- ENTRIES SUPPLIED
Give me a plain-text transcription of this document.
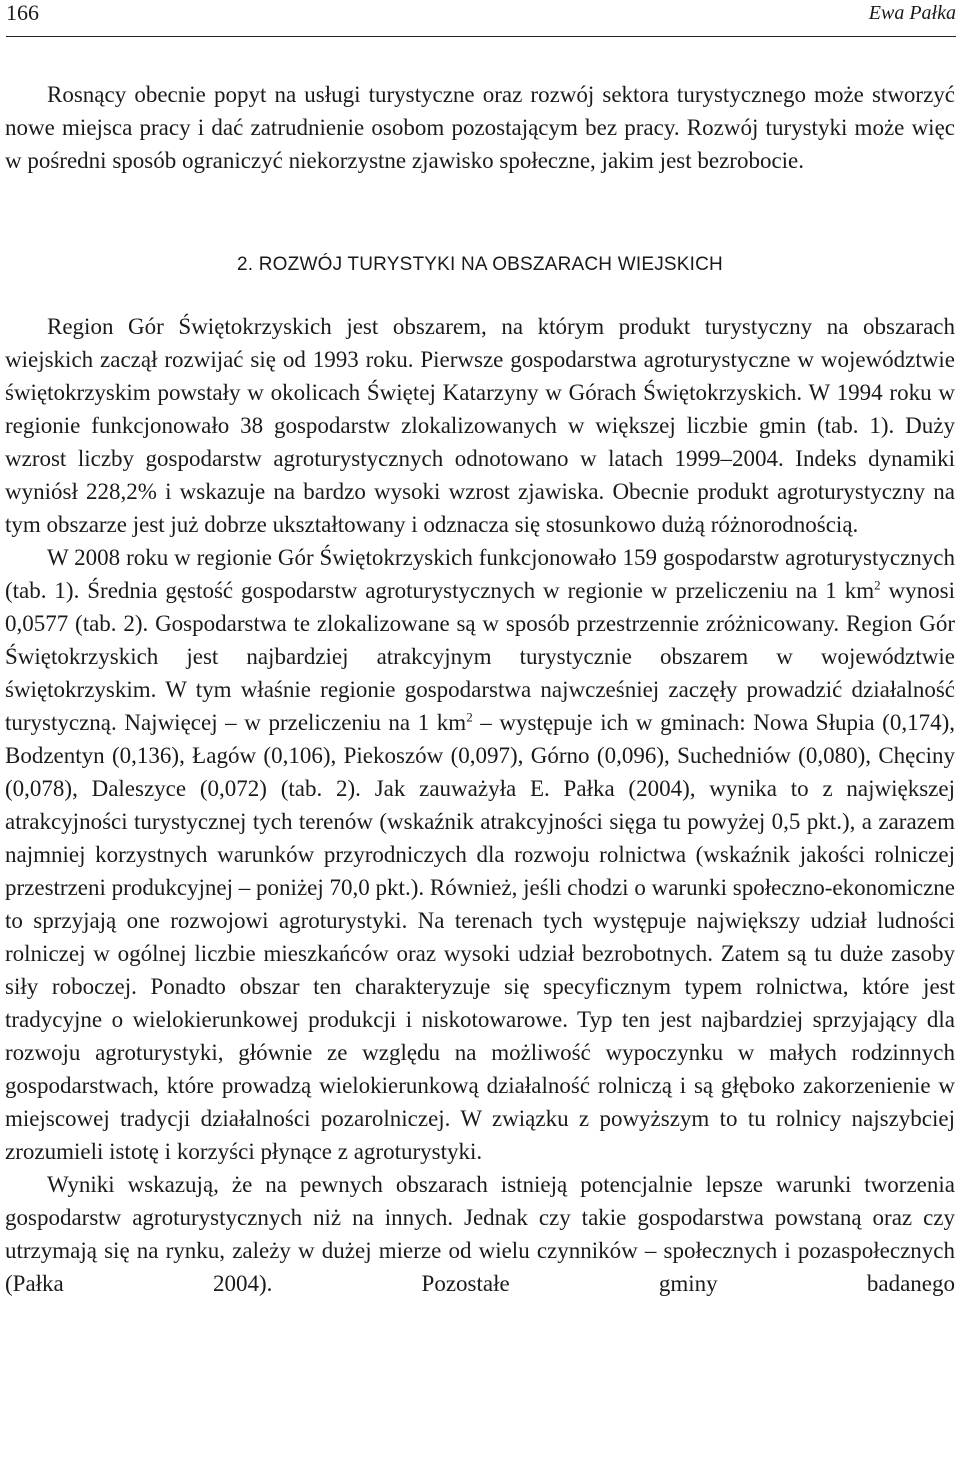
166	Ewa Pałka

Rosnący obecnie popyt na usługi turystyczne oraz rozwój sektora turystycznego może stworzyć nowe miejsca pracy i dać zatrudnienie osobom pozostającym bez pracy. Rozwój turystyki może więc w pośredni sposób ograniczyć niekorzystne zjawisko społeczne, jakim jest bezrobocie.

2. ROZWÓJ TURYSTYKI NA OBSZARACH WIEJSKICH

Region Gór Świętokrzyskich jest obszarem, na którym produkt turystyczny na obszarach wiejskich zaczął rozwijać się od 1993 roku. Pierwsze gospodarstwa agroturystyczne w województwie świętokrzyskim powstały w okolicach Świętej Katarzyny w Górach Świętokrzyskich. W 1994 roku w regionie funkcjonowało 38 gospodarstw zlokalizowanych w większej liczbie gmin (tab. 1). Duży wzrost liczby gospodarstw agroturystycznych odnotowano w latach 1999–2004. Indeks dynamiki wyniósł 228,2% i wskazuje na bardzo wysoki wzrost zjawiska. Obecnie produkt agroturystyczny na tym obszarze jest już dobrze ukształtowany i odznacza się stosunkowo dużą różnorodnością.

W 2008 roku w regionie Gór Świętokrzyskich funkcjonowało 159 gospodarstw agroturystycznych (tab. 1). Średnia gęstość gospodarstw agroturystycznych w regionie w przeliczeniu na 1 $km^2$ wynosi 0,0577 (tab. 2). Gospodarstwa te zlokalizowane są w sposób przestrzennie zróżnicowany. Region Gór Świętokrzyskich jest najbardziej atrakcyjnym turystycznie obszarem w województwie świętokrzyskim. W tym właśnie regionie gospodarstwa najwcześniej zaczęły prowadzić działalność turystyczną. Najwięcej – w przeliczeniu na 1 $km^2$ – występuje ich w gminach: Nowa Słupia (0,174), Bodzentyn (0,136), Łagów (0,106), Piekoszów (0,097), Górno (0,096), Suchedniów (0,080), Chęciny (0,078), Daleszyce (0,072) (tab. 2). Jak zauważyła E. Pałka (2004), wynika to z największej atrakcyjności turystycznej tych terenów (wskaźnik atrakcyjności sięga tu powyżej 0,5 pkt.), a zarazem najmniej korzystnych warunków przyrodniczych dla rozwoju rolnictwa (wskaźnik jakości rolniczej przestrzeni produkcyjnej – poniżej 70,0 pkt.). Również, jeśli chodzi o warunki społeczno-ekonomiczne to sprzyjają one rozwojowi agroturystyki. Na terenach tych występuje największy udział ludności rolniczej w ogólnej liczbie mieszkańców oraz wysoki udział bezrobotnych. Zatem są tu duże zasoby siły roboczej. Ponadto obszar ten charakteryzuje się specyficznym typem rolnictwa, które jest tradycyjne o wielokierunkowej produkcji i niskotowarowe. Typ ten jest najbardziej sprzyjający dla rozwoju agroturystyki, głównie ze względu na możliwość wypoczynku w małych rodzinnych gospodarstwach, które prowadzą wielokierunkową działalność rolniczą i są głęboko zakorzenienie w miejscowej tradycji działalności pozarolniczej. W związku z powyższym to tu rolnicy najszybciej zrozumieli istotę i korzyści płynące z agroturystyki.

Wyniki wskazują, że na pewnych obszarach istnieją potencjalnie lepsze warunki tworzenia gospodarstw agroturystycznych niż na innych. Jednak czy takie gospodarstwa powstaną oraz czy utrzymają się na rynku, zależy w dużej mierze od wielu czynników – społecznych i pozaspołecznych (Pałka 2004). Pozostałe gminy badanego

- WHAT THIS TASK INVOLVES
Figure out how many lines of the data above include "Pałka", then give the number and nothing more.

- RESULT OF THE EXERCISE
3